**YOUR OBJECTIVE**. Reproduce the records below exactly, leaving out any pictures.

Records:
• • •
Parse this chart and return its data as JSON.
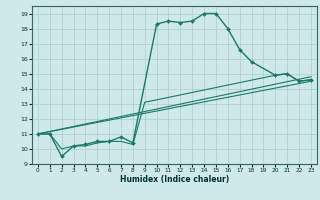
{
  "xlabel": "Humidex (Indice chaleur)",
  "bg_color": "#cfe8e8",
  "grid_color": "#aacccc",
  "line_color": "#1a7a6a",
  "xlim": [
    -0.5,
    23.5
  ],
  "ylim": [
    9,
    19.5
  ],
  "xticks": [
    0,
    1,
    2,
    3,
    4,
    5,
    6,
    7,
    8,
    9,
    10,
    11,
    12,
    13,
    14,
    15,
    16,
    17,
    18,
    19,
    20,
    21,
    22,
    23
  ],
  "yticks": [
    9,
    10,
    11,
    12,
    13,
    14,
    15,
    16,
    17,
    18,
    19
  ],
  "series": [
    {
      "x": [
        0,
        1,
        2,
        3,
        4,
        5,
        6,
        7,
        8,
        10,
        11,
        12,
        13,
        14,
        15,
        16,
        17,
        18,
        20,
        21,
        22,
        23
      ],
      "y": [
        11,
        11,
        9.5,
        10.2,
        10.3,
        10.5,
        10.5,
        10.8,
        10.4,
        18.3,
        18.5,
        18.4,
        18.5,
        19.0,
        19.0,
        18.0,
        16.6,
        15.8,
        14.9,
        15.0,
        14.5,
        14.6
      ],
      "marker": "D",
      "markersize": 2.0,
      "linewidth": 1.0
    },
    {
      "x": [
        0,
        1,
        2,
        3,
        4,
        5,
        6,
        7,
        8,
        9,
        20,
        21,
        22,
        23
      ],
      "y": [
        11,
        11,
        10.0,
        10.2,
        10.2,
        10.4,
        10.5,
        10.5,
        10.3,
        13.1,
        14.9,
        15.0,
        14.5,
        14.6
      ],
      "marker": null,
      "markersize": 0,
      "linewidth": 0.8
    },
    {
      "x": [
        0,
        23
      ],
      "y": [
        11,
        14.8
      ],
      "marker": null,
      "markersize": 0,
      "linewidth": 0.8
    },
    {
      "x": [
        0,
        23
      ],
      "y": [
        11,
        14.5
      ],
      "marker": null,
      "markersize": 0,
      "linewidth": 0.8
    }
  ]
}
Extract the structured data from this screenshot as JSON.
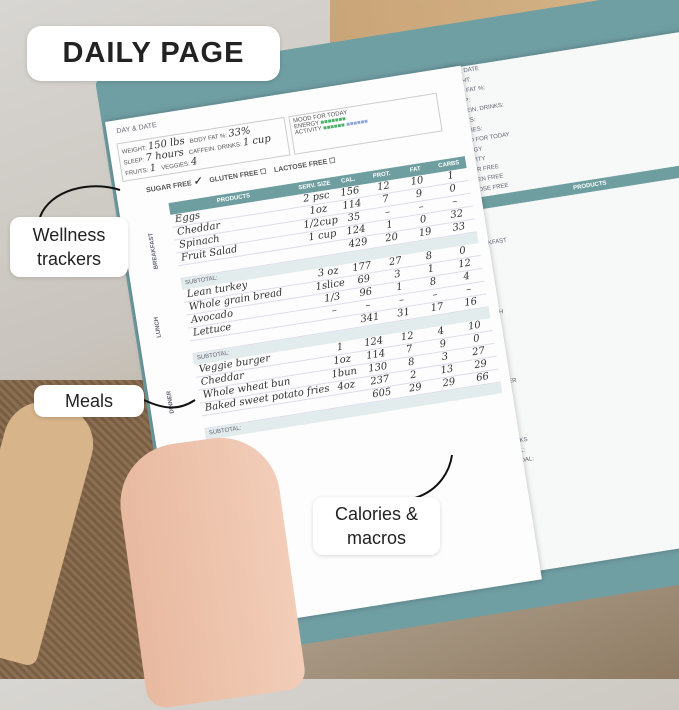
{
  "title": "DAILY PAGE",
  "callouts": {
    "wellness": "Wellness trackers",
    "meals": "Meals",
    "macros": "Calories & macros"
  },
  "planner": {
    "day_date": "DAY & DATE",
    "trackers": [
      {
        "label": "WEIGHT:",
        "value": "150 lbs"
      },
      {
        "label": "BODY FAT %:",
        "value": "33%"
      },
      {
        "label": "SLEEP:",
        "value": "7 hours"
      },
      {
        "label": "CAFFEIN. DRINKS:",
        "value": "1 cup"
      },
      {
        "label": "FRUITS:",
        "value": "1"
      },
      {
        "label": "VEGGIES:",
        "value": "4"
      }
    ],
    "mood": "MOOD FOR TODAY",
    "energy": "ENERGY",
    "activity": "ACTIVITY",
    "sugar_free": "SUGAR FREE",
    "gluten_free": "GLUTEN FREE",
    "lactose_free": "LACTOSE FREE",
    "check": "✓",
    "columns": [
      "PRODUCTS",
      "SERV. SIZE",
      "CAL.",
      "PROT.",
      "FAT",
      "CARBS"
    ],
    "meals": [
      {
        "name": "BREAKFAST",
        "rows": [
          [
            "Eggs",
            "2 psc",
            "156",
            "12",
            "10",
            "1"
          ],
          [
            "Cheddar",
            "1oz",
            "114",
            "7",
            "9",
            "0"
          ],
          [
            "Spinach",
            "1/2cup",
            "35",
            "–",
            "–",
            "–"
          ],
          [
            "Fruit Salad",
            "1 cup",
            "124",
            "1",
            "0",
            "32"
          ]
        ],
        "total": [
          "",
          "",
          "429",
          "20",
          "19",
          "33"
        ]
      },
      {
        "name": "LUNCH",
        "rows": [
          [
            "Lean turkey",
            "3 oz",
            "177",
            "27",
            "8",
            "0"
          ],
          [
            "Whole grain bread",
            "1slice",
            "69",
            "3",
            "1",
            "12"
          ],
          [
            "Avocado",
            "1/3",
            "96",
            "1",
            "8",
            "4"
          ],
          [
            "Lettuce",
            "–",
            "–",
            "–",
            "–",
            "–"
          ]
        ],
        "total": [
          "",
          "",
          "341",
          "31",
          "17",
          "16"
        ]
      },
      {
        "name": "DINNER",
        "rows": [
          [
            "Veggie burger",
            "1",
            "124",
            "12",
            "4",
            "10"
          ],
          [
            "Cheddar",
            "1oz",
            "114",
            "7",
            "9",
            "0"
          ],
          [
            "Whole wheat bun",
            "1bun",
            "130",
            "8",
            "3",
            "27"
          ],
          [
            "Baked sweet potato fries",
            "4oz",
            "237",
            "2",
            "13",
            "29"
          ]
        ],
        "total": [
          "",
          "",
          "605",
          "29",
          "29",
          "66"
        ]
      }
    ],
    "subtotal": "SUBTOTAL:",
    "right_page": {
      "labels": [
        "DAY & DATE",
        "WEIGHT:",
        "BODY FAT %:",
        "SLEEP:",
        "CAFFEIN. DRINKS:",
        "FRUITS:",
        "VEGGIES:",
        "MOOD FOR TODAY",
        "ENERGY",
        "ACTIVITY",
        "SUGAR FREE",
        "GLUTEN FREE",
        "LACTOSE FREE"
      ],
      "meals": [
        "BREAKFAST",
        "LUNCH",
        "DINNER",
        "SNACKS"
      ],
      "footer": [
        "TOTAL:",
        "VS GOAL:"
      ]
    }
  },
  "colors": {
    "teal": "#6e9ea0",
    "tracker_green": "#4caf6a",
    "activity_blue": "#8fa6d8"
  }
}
• • •
**TASK RESPONSE**.
Parse this chart and return its data as JSON.
{
  "xlabel": "Humidex (Indice chaleur)",
  "bg_color": "#cfe8e8",
  "grid_color": "#aacccc",
  "line_color": "#1a7a6a",
  "xlim": [
    -0.5,
    23.5
  ],
  "ylim": [
    9,
    19.5
  ],
  "xticks": [
    0,
    1,
    2,
    3,
    4,
    5,
    6,
    7,
    8,
    9,
    10,
    11,
    12,
    13,
    14,
    15,
    16,
    17,
    18,
    19,
    20,
    21,
    22,
    23
  ],
  "yticks": [
    9,
    10,
    11,
    12,
    13,
    14,
    15,
    16,
    17,
    18,
    19
  ],
  "series": [
    {
      "x": [
        0,
        1,
        2,
        3,
        4,
        5,
        6,
        7,
        8,
        10,
        11,
        12,
        13,
        14,
        15,
        16,
        17,
        18,
        20,
        21,
        22,
        23
      ],
      "y": [
        11,
        11,
        9.5,
        10.2,
        10.3,
        10.5,
        10.5,
        10.8,
        10.4,
        18.3,
        18.5,
        18.4,
        18.5,
        19.0,
        19.0,
        18.0,
        16.6,
        15.8,
        14.9,
        15.0,
        14.5,
        14.6
      ],
      "marker": "D",
      "markersize": 2.0,
      "linewidth": 1.0
    },
    {
      "x": [
        0,
        1,
        2,
        3,
        4,
        5,
        6,
        7,
        8,
        9,
        20,
        21,
        22,
        23
      ],
      "y": [
        11,
        11,
        10.0,
        10.2,
        10.2,
        10.4,
        10.5,
        10.5,
        10.3,
        13.1,
        14.9,
        15.0,
        14.5,
        14.6
      ],
      "marker": null,
      "markersize": 0,
      "linewidth": 0.8
    },
    {
      "x": [
        0,
        23
      ],
      "y": [
        11,
        14.8
      ],
      "marker": null,
      "markersize": 0,
      "linewidth": 0.8
    },
    {
      "x": [
        0,
        23
      ],
      "y": [
        11,
        14.5
      ],
      "marker": null,
      "markersize": 0,
      "linewidth": 0.8
    }
  ]
}
Extract the structured data from this screenshot as JSON.
{
  "title": "DAILY PAGE",
  "callouts": {
    "wellness": "Wellness trackers",
    "meals": "Meals",
    "macros": "Calories & macros"
  },
  "planner": {
    "day_date": "DAY & DATE",
    "trackers": [
      {
        "label": "WEIGHT:",
        "value": "150 lbs"
      },
      {
        "label": "BODY FAT %:",
        "value": "33%"
      },
      {
        "label": "SLEEP:",
        "value": "7 hours"
      },
      {
        "label": "CAFFEIN. DRINKS:",
        "value": "1 cup"
      },
      {
        "label": "FRUITS:",
        "value": "1"
      },
      {
        "label": "VEGGIES:",
        "value": "4"
      }
    ],
    "mood": "MOOD FOR TODAY",
    "energy": "ENERGY",
    "activity": "ACTIVITY",
    "sugar_free": "SUGAR FREE",
    "gluten_free": "GLUTEN FREE",
    "lactose_free": "LACTOSE FREE",
    "check": "✓",
    "columns": [
      "PRODUCTS",
      "SERV. SIZE",
      "CAL.",
      "PROT.",
      "FAT",
      "CARBS"
    ],
    "meals": [
      {
        "name": "BREAKFAST",
        "rows": [
          [
            "Eggs",
            "2 psc",
            "156",
            "12",
            "10",
            "1"
          ],
          [
            "Cheddar",
            "1oz",
            "114",
            "7",
            "9",
            "0"
          ],
          [
            "Spinach",
            "1/2cup",
            "35",
            "–",
            "–",
            "–"
          ],
          [
            "Fruit Salad",
            "1 cup",
            "124",
            "1",
            "0",
            "32"
          ]
        ],
        "total": [
          "",
          "",
          "429",
          "20",
          "19",
          "33"
        ]
      },
      {
        "name": "LUNCH",
        "rows": [
          [
            "Lean turkey",
            "3 oz",
            "177",
            "27",
            "8",
            "0"
          ],
          [
            "Whole grain bread",
            "1slice",
            "69",
            "3",
            "1",
            "12"
          ],
          [
            "Avocado",
            "1/3",
            "96",
            "1",
            "8",
            "4"
          ],
          [
            "Lettuce",
            "–",
            "–",
            "–",
            "–",
            "–"
          ]
        ],
        "total": [
          "",
          "",
          "341",
          "31",
          "17",
          "16"
        ]
      },
      {
        "name": "DINNER",
        "rows": [
          [
            "Veggie burger",
            "1",
            "124",
            "12",
            "4",
            "10"
          ],
          [
            "Cheddar",
            "1oz",
            "114",
            "7",
            "9",
            "0"
          ],
          [
            "Whole wheat bun",
            "1bun",
            "130",
            "8",
            "3",
            "27"
          ],
          [
            "Baked sweet potato fries",
            "4oz",
            "237",
            "2",
            "13",
            "29"
          ]
        ],
        "total": [
          "",
          "",
          "605",
          "29",
          "29",
          "66"
        ]
      }
    ],
    "subtotal": "SUBTOTAL:",
    "right_page": {
      "labels": [
        "DAY & DATE",
        "WEIGHT:",
        "BODY FAT %:",
        "SLEEP:",
        "CAFFEIN. DRINKS:",
        "FRUITS:",
        "VEGGIES:",
        "MOOD FOR TODAY",
        "ENERGY",
        "ACTIVITY",
        "SUGAR FREE",
        "GLUTEN FREE",
        "LACTOSE FREE"
      ],
      "meals": [
        "BREAKFAST",
        "LUNCH",
        "DINNER",
        "SNACKS"
      ],
      "footer": [
        "TOTAL:",
        "VS GOAL:"
      ]
    }
  },
  "colors": {
    "teal": "#6e9ea0",
    "tracker_green": "#4caf6a",
    "activity_blue": "#8fa6d8"
  }
}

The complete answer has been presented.